## Work required
Extract every entry word for word.

## Dataset items

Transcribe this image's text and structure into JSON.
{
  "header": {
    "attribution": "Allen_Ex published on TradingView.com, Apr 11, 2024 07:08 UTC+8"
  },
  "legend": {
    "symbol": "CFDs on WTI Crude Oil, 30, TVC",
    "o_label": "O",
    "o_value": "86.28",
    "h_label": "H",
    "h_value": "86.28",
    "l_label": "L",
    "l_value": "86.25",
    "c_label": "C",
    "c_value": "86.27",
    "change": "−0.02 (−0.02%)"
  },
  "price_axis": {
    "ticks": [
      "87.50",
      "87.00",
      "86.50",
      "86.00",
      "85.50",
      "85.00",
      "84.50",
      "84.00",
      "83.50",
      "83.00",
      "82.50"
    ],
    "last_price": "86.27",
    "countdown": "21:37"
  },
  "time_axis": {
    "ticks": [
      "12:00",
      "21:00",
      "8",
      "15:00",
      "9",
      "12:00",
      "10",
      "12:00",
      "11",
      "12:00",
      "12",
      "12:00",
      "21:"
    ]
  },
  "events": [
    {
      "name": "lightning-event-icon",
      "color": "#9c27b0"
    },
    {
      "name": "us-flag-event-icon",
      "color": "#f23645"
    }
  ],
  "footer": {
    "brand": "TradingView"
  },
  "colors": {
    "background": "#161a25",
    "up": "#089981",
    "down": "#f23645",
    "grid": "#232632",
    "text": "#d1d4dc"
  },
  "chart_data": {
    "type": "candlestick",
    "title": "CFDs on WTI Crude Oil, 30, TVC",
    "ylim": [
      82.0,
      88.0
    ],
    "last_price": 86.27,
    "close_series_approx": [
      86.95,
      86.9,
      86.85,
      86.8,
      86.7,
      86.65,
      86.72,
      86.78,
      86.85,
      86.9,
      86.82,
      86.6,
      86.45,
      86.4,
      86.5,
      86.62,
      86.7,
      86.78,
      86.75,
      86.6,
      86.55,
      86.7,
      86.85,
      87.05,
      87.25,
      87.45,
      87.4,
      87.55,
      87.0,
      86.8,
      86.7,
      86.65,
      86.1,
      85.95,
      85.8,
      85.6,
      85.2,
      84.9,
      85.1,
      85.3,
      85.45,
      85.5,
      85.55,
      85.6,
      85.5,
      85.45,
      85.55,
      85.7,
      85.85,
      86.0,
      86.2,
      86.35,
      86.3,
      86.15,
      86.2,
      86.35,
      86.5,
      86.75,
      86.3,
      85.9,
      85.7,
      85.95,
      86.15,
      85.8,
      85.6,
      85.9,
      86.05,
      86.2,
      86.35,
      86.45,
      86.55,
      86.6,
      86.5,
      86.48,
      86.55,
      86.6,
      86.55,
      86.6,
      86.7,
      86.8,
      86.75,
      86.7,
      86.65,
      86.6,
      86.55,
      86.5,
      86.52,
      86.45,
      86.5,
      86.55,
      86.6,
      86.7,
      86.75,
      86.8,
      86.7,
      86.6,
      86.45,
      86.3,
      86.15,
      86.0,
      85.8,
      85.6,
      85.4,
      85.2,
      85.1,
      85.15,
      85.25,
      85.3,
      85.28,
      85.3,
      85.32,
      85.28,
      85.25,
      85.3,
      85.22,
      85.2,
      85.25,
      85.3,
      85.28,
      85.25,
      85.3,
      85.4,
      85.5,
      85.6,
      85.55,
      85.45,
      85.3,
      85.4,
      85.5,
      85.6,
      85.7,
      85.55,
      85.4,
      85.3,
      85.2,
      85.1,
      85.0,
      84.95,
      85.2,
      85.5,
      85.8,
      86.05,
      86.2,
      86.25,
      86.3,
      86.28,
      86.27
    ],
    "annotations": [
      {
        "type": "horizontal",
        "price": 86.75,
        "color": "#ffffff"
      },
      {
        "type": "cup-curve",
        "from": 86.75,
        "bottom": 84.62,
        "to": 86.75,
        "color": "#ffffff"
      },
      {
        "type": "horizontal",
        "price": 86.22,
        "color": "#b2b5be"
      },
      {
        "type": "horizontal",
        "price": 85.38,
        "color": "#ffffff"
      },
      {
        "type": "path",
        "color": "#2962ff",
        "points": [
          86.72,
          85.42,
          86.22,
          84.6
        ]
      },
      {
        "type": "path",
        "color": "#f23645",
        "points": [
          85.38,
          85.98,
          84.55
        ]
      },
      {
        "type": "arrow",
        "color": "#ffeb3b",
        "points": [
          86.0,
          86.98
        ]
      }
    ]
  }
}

## Correct response
Transcribe this image's text and structure into JSON.
{
  "header": {
    "attribution": "Allen_Ex published on TradingView.com, Apr 11, 2024 07:08 UTC+8"
  },
  "legend": {
    "symbol": "CFDs on WTI Crude Oil, 30, TVC",
    "o_label": "O",
    "o_value": "86.28",
    "h_label": "H",
    "h_value": "86.28",
    "l_label": "L",
    "l_value": "86.25",
    "c_label": "C",
    "c_value": "86.27",
    "change": "−0.02 (−0.02%)"
  },
  "price_axis": {
    "ticks": [
      "87.50",
      "87.00",
      "86.50",
      "86.00",
      "85.50",
      "85.00",
      "84.50",
      "84.00",
      "83.50",
      "83.00",
      "82.50"
    ],
    "last_price": "86.27",
    "countdown": "21:37"
  },
  "time_axis": {
    "ticks": [
      "12:00",
      "21:00",
      "8",
      "15:00",
      "9",
      "12:00",
      "10",
      "12:00",
      "11",
      "12:00",
      "12",
      "12:00",
      "21:"
    ]
  },
  "events": [
    {
      "name": "lightning-event-icon",
      "color": "#9c27b0"
    },
    {
      "name": "us-flag-event-icon",
      "color": "#f23645"
    }
  ],
  "footer": {
    "brand": "TradingView"
  },
  "colors": {
    "background": "#161a25",
    "up": "#089981",
    "down": "#f23645",
    "grid": "#232632",
    "text": "#d1d4dc"
  },
  "chart_data": {
    "type": "candlestick",
    "title": "CFDs on WTI Crude Oil, 30, TVC",
    "ylim": [
      82.0,
      88.0
    ],
    "last_price": 86.27,
    "close_series_approx": [
      86.95,
      86.9,
      86.85,
      86.8,
      86.7,
      86.65,
      86.72,
      86.78,
      86.85,
      86.9,
      86.82,
      86.6,
      86.45,
      86.4,
      86.5,
      86.62,
      86.7,
      86.78,
      86.75,
      86.6,
      86.55,
      86.7,
      86.85,
      87.05,
      87.25,
      87.45,
      87.4,
      87.55,
      87.0,
      86.8,
      86.7,
      86.65,
      86.1,
      85.95,
      85.8,
      85.6,
      85.2,
      84.9,
      85.1,
      85.3,
      85.45,
      85.5,
      85.55,
      85.6,
      85.5,
      85.45,
      85.55,
      85.7,
      85.85,
      86.0,
      86.2,
      86.35,
      86.3,
      86.15,
      86.2,
      86.35,
      86.5,
      86.75,
      86.3,
      85.9,
      85.7,
      85.95,
      86.15,
      85.8,
      85.6,
      85.9,
      86.05,
      86.2,
      86.35,
      86.45,
      86.55,
      86.6,
      86.5,
      86.48,
      86.55,
      86.6,
      86.55,
      86.6,
      86.7,
      86.8,
      86.75,
      86.7,
      86.65,
      86.6,
      86.55,
      86.5,
      86.52,
      86.45,
      86.5,
      86.55,
      86.6,
      86.7,
      86.75,
      86.8,
      86.7,
      86.6,
      86.45,
      86.3,
      86.15,
      86.0,
      85.8,
      85.6,
      85.4,
      85.2,
      85.1,
      85.15,
      85.25,
      85.3,
      85.28,
      85.3,
      85.32,
      85.28,
      85.25,
      85.3,
      85.22,
      85.2,
      85.25,
      85.3,
      85.28,
      85.25,
      85.3,
      85.4,
      85.5,
      85.6,
      85.55,
      85.45,
      85.3,
      85.4,
      85.5,
      85.6,
      85.7,
      85.55,
      85.4,
      85.3,
      85.2,
      85.1,
      85.0,
      84.95,
      85.2,
      85.5,
      85.8,
      86.05,
      86.2,
      86.25,
      86.3,
      86.28,
      86.27
    ],
    "annotations": [
      {
        "type": "horizontal",
        "price": 86.75,
        "color": "#ffffff"
      },
      {
        "type": "cup-curve",
        "from": 86.75,
        "bottom": 84.62,
        "to": 86.75,
        "color": "#ffffff"
      },
      {
        "type": "horizontal",
        "price": 86.22,
        "color": "#b2b5be"
      },
      {
        "type": "horizontal",
        "price": 85.38,
        "color": "#ffffff"
      },
      {
        "type": "path",
        "color": "#2962ff",
        "points": [
          86.72,
          85.42,
          86.22,
          84.6
        ]
      },
      {
        "type": "path",
        "color": "#f23645",
        "points": [
          85.38,
          85.98,
          84.55
        ]
      },
      {
        "type": "arrow",
        "color": "#ffeb3b",
        "points": [
          86.0,
          86.98
        ]
      }
    ]
  }
}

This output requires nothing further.